● **Instructions for the task**:
Only the number is wanted: how many lines contain the string "Minus"?

Chart and figure data:
########
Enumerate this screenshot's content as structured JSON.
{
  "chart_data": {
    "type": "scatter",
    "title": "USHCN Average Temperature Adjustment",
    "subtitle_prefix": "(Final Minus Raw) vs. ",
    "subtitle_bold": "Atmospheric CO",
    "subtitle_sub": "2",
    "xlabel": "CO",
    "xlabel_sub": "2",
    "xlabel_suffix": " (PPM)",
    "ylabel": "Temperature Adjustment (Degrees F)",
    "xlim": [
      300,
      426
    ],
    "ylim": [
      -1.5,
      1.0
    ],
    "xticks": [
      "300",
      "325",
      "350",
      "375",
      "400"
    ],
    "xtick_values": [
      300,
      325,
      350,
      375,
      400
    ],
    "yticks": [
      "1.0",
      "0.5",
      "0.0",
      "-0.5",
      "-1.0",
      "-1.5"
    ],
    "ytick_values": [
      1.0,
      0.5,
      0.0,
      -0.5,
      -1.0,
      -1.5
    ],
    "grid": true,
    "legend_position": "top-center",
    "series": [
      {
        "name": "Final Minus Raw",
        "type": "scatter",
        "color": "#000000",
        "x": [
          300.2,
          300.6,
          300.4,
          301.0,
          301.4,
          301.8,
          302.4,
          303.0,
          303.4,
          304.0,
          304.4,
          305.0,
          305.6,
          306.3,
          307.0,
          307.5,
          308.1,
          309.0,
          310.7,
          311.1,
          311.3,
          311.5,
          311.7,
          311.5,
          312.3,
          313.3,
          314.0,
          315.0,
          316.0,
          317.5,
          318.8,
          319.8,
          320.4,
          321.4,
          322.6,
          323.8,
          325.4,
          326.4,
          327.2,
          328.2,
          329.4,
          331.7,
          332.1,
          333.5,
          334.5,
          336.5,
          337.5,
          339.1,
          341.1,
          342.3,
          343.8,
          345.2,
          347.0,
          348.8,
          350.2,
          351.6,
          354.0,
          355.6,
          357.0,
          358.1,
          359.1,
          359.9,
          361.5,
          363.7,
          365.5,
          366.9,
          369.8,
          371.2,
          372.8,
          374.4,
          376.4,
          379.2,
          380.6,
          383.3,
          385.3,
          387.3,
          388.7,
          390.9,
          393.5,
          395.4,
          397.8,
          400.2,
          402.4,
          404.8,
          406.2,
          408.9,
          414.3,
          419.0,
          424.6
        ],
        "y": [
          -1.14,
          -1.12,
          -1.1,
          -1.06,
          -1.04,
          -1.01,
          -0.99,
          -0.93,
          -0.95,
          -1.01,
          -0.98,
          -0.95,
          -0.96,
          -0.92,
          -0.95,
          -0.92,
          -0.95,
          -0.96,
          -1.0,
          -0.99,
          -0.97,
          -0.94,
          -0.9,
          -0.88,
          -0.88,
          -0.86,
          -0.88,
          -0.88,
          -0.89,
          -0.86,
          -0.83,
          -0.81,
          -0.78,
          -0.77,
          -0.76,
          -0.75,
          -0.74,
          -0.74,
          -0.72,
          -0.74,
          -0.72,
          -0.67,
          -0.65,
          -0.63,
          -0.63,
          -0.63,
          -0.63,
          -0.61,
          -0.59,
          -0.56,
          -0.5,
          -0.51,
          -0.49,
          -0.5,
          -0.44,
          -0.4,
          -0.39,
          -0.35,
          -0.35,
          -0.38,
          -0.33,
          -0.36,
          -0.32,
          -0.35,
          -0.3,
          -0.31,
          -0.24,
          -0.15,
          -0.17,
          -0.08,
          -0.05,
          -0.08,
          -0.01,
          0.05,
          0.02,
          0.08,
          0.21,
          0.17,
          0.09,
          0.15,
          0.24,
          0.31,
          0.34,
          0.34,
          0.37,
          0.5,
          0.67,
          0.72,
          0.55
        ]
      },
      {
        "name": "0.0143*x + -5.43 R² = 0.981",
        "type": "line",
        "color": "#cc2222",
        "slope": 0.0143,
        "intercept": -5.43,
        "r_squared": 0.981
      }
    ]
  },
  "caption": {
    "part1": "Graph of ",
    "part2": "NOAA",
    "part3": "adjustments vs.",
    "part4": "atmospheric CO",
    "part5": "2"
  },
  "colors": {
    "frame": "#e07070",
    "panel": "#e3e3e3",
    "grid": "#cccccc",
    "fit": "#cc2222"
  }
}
########
● **Solution to this exercise**:
2